— begin —

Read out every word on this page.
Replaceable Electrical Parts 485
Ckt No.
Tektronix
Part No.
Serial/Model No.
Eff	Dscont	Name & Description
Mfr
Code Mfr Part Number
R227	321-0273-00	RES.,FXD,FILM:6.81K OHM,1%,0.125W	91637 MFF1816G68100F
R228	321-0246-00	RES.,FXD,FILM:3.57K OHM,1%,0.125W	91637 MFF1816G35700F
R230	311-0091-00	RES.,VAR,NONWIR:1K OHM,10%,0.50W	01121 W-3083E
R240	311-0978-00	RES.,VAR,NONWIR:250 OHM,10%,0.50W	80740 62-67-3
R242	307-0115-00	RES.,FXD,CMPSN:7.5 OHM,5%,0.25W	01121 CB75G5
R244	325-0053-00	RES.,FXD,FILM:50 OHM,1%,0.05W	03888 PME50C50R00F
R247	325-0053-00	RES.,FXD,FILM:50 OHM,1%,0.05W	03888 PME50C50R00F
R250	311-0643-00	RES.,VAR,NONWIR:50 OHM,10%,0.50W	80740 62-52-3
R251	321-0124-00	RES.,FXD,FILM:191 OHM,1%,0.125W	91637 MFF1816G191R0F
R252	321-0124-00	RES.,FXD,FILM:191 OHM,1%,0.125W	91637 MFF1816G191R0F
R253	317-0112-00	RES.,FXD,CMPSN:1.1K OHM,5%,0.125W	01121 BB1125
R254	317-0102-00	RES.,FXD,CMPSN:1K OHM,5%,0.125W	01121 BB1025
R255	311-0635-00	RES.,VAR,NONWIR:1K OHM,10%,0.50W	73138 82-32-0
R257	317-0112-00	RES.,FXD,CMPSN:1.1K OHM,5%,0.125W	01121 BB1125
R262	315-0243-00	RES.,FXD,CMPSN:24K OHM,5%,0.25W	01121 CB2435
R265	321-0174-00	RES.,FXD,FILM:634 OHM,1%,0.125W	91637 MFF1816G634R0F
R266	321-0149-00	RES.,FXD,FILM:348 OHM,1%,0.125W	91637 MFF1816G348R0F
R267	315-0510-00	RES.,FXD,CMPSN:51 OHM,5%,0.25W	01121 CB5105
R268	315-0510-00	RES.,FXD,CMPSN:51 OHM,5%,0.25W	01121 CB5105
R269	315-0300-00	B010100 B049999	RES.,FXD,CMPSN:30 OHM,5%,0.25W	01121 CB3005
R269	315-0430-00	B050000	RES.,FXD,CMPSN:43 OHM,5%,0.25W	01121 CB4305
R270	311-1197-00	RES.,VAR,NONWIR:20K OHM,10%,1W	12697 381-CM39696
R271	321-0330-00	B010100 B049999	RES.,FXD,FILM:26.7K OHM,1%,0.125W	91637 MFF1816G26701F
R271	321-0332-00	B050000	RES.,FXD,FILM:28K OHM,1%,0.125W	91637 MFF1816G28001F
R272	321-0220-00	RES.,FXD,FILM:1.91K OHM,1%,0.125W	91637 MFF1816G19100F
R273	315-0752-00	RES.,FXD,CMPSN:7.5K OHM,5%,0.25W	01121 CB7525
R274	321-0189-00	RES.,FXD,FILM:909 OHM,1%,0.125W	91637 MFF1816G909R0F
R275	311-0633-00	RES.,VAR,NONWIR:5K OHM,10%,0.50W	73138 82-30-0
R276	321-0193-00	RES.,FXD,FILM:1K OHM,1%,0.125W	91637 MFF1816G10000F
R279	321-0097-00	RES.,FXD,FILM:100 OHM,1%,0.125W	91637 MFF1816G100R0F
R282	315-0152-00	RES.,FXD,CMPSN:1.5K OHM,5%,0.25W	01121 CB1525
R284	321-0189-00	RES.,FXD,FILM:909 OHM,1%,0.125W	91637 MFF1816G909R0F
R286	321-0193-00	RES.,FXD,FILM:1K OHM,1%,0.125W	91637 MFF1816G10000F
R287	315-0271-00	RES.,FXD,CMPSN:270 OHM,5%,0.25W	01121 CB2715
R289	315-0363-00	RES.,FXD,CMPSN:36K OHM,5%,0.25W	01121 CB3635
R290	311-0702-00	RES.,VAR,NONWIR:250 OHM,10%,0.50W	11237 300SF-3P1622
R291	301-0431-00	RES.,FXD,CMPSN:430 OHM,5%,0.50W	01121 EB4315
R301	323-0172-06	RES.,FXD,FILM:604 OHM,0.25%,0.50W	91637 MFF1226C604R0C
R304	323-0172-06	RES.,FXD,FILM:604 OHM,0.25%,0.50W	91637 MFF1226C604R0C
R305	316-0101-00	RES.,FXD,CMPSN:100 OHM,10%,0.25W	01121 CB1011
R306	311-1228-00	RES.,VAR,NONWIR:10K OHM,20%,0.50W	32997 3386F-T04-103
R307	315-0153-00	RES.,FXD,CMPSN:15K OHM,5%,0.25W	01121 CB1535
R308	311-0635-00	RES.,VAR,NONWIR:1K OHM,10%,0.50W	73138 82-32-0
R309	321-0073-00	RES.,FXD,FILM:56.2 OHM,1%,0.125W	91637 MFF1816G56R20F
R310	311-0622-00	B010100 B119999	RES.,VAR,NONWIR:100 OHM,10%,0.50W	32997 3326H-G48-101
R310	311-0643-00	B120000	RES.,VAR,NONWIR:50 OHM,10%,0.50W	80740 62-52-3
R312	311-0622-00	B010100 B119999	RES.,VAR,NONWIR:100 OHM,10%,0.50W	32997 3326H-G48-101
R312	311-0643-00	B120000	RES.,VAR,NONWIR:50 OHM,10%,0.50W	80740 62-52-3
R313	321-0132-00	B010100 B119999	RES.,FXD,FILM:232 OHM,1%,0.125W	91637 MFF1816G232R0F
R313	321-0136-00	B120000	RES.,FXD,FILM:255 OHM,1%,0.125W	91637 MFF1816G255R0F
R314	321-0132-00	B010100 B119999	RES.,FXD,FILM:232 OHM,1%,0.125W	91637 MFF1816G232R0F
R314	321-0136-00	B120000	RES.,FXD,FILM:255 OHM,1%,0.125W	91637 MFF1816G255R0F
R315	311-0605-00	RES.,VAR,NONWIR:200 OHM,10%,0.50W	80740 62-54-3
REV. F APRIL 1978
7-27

— end —

* **Short task**:
Every line above needs to be retyped exactly.

* **Solution for this task**:
Read out every word on this page.
Replaceable Electrical Parts 485
Ckt No.
Tektronix
Part No.
Serial/Model No.
Eff	Dscont	Name & Description
Mfr
Code Mfr Part Number
R227	321-0273-00	RES.,FXD,FILM:6.81K OHM,1%,0.125W	91637 MFF1816G68100F
R228	321-0246-00	RES.,FXD,FILM:3.57K OHM,1%,0.125W	91637 MFF1816G35700F
R230	311-0091-00	RES.,VAR,NONWIR:1K OHM,10%,0.50W	01121 W-3083E
R240	311-0978-00	RES.,VAR,NONWIR:250 OHM,10%,0.50W	80740 62-67-3
R242	307-0115-00	RES.,FXD,CMPSN:7.5 OHM,5%,0.25W	01121 CB75G5
R244	325-0053-00	RES.,FXD,FILM:50 OHM,1%,0.05W	03888 PME50C50R00F
R247	325-0053-00	RES.,FXD,FILM:50 OHM,1%,0.05W	03888 PME50C50R00F
R250	311-0643-00	RES.,VAR,NONWIR:50 OHM,10%,0.50W	80740 62-52-3
R251	321-0124-00	RES.,FXD,FILM:191 OHM,1%,0.125W	91637 MFF1816G191R0F
R252	321-0124-00	RES.,FXD,FILM:191 OHM,1%,0.125W	91637 MFF1816G191R0F
R253	317-0112-00	RES.,FXD,CMPSN:1.1K OHM,5%,0.125W	01121 BB1125
R254	317-0102-00	RES.,FXD,CMPSN:1K OHM,5%,0.125W	01121 BB1025
R255	311-0635-00	RES.,VAR,NONWIR:1K OHM,10%,0.50W	73138 82-32-0
R257	317-0112-00	RES.,FXD,CMPSN:1.1K OHM,5%,0.125W	01121 BB1125
R262	315-0243-00	RES.,FXD,CMPSN:24K OHM,5%,0.25W	01121 CB2435
R265	321-0174-00	RES.,FXD,FILM:634 OHM,1%,0.125W	91637 MFF1816G634R0F
R266	321-0149-00	RES.,FXD,FILM:348 OHM,1%,0.125W	91637 MFF1816G348R0F
R267	315-0510-00	RES.,FXD,CMPSN:51 OHM,5%,0.25W	01121 CB5105
R268	315-0510-00	RES.,FXD,CMPSN:51 OHM,5%,0.25W	01121 CB5105
R269	315-0300-00	B010100 B049999	RES.,FXD,CMPSN:30 OHM,5%,0.25W	01121 CB3005
R269	315-0430-00	B050000	RES.,FXD,CMPSN:43 OHM,5%,0.25W	01121 CB4305
R270	311-1197-00	RES.,VAR,NONWIR:20K OHM,10%,1W	12697 381-CM39696
R271	321-0330-00	B010100 B049999	RES.,FXD,FILM:26.7K OHM,1%,0.125W	91637 MFF1816G26701F
R271	321-0332-00	B050000	RES.,FXD,FILM:28K OHM,1%,0.125W	91637 MFF1816G28001F
R272	321-0220-00	RES.,FXD,FILM:1.91K OHM,1%,0.125W	91637 MFF1816G19100F
R273	315-0752-00	RES.,FXD,CMPSN:7.5K OHM,5%,0.25W	01121 CB7525
R274	321-0189-00	RES.,FXD,FILM:909 OHM,1%,0.125W	91637 MFF1816G909R0F
R275	311-0633-00	RES.,VAR,NONWIR:5K OHM,10%,0.50W	73138 82-30-0
R276	321-0193-00	RES.,FXD,FILM:1K OHM,1%,0.125W	91637 MFF1816G10000F
R279	321-0097-00	RES.,FXD,FILM:100 OHM,1%,0.125W	91637 MFF1816G100R0F
R282	315-0152-00	RES.,FXD,CMPSN:1.5K OHM,5%,0.25W	01121 CB1525
R284	321-0189-00	RES.,FXD,FILM:909 OHM,1%,0.125W	91637 MFF1816G909R0F
R286	321-0193-00	RES.,FXD,FILM:1K OHM,1%,0.125W	91637 MFF1816G10000F
R287	315-0271-00	RES.,FXD,CMPSN:270 OHM,5%,0.25W	01121 CB2715
R289	315-0363-00	RES.,FXD,CMPSN:36K OHM,5%,0.25W	01121 CB3635
R290	311-0702-00	RES.,VAR,NONWIR:250 OHM,10%,0.50W	11237 300SF-3P1622
R291	301-0431-00	RES.,FXD,CMPSN:430 OHM,5%,0.50W	01121 EB4315
R301	323-0172-06	RES.,FXD,FILM:604 OHM,0.25%,0.50W	91637 MFF1226C604R0C
R304	323-0172-06	RES.,FXD,FILM:604 OHM,0.25%,0.50W	91637 MFF1226C604R0C
R305	316-0101-00	RES.,FXD,CMPSN:100 OHM,10%,0.25W	01121 CB1011
R306	311-1228-00	RES.,VAR,NONWIR:10K OHM,20%,0.50W	32997 3386F-T04-103
R307	315-0153-00	RES.,FXD,CMPSN:15K OHM,5%,0.25W	01121 CB1535
R308	311-0635-00	RES.,VAR,NONWIR:1K OHM,10%,0.50W	73138 82-32-0
R309	321-0073-00	RES.,FXD,FILM:56.2 OHM,1%,0.125W	91637 MFF1816G56R20F
R310	311-0622-00	B010100 B119999	RES.,VAR,NONWIR:100 OHM,10%,0.50W	32997 3326H-G48-101
R310	311-0643-00	B120000	RES.,VAR,NONWIR:50 OHM,10%,0.50W	80740 62-52-3
R312	311-0622-00	B010100 B119999	RES.,VAR,NONWIR:100 OHM,10%,0.50W	32997 3326H-G48-101
R312	311-0643-00	B120000	RES.,VAR,NONWIR:50 OHM,10%,0.50W	80740 62-52-3
R313	321-0132-00	B010100 B119999	RES.,FXD,FILM:232 OHM,1%,0.125W	91637 MFF1816G232R0F
R313	321-0136-00	B120000	RES.,FXD,FILM:255 OHM,1%,0.125W	91637 MFF1816G255R0F
R314	321-0132-00	B010100 B119999	RES.,FXD,FILM:232 OHM,1%,0.125W	91637 MFF1816G232R0F
R314	321-0136-00	B120000	RES.,FXD,FILM:255 OHM,1%,0.125W	91637 MFF1816G255R0F
R315	311-0605-00	RES.,VAR,NONWIR:200 OHM,10%,0.50W	80740 62-54-3
REV. F APRIL 1978
7-27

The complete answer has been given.